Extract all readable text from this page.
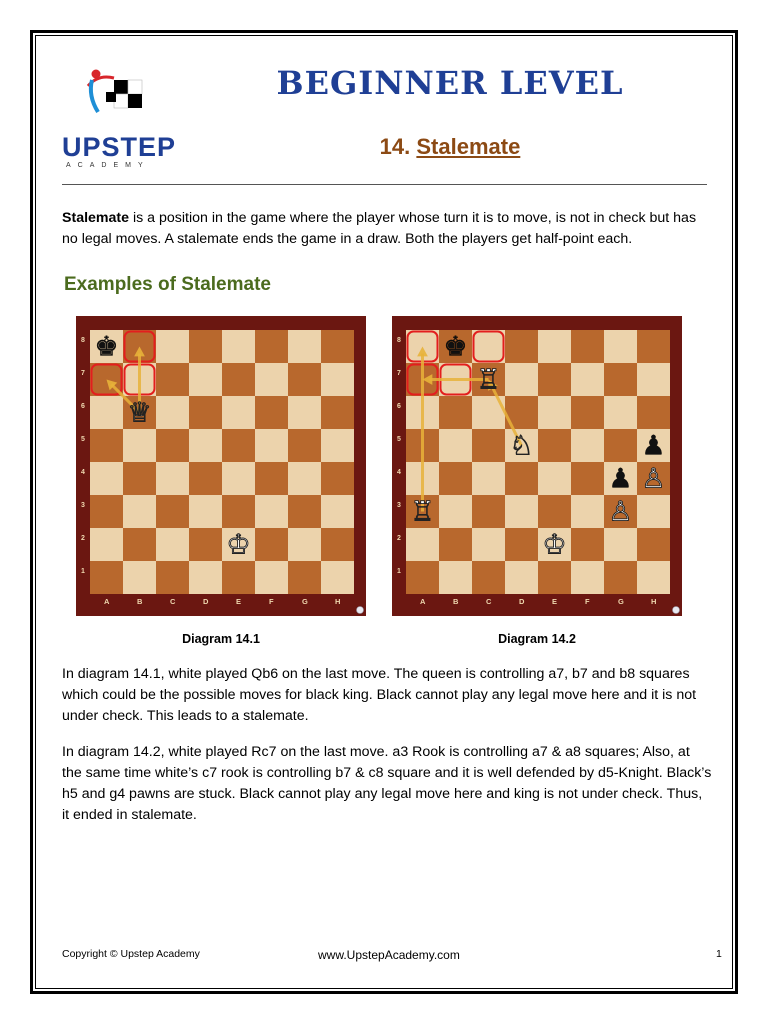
UPSTEP
ACADEMY
BEGINNER LEVEL
14. Stalemate
Stalemate is a position in the game where the player whose turn it is to move, is not in check but has no legal moves. A stalemate ends the game in a draw. Both the players get half-point each.
Examples of Stalemate
8
7
6
5
4
3
2
1
A	B	C	D	E	F	G	H
♚
♕
♔
8
7
6
5
4
3
2
1
A	B	C	D	E	F	G	H
♚
♖
♘	♟
♟ ♙
♙
♖
♔
Diagram 14.1	Diagram 14.2
In diagram 14.1, white played Qb6 on the last move. The queen is controlling a7, b7 and b8 squares which could be the possible moves for black king. Black cannot play any legal move here and it is not under check. This leads to a stalemate.
In diagram 14.2, white played Rc7 on the last move. a3 Rook is controlling a7 & a8 squares; Also, at the same time white’s c7 rook is controlling b7 & c8 square and it is well defended by d5-Knight. Black’s h5 and g4 pawns are stuck. Black cannot play any legal move here and king is not under check. Thus, it ended in stalemate.
Copyright © Upstep Academy	www.UpstepAcademy.com	1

* * * * * * * * *

■ **Objective**
Copy out every line in the listing where the word "check" appears.

■ **Solution to the exercise**
Stalemate is a position in the game where the player whose turn it is to move, is not in check but has no legal moves. A stalemate ends the game in a draw. Both the players get half-point each.
In diagram 14.1, white played Qb6 on the last move. The queen is controlling a7, b7 and b8 squares which could be the possible moves for black king. Black cannot play any legal move here and it is not under check. This leads to a stalemate.
In diagram 14.2, white played Rc7 on the last move. a3 Rook is controlling a7 & a8 squares; Also, at the same time white’s c7 rook is controlling b7 & c8 square and it is well defended by d5-Knight. Black’s h5 and g4 pawns are stuck. Black cannot play any legal move here and king is not under check. Thus, it ended in stalemate.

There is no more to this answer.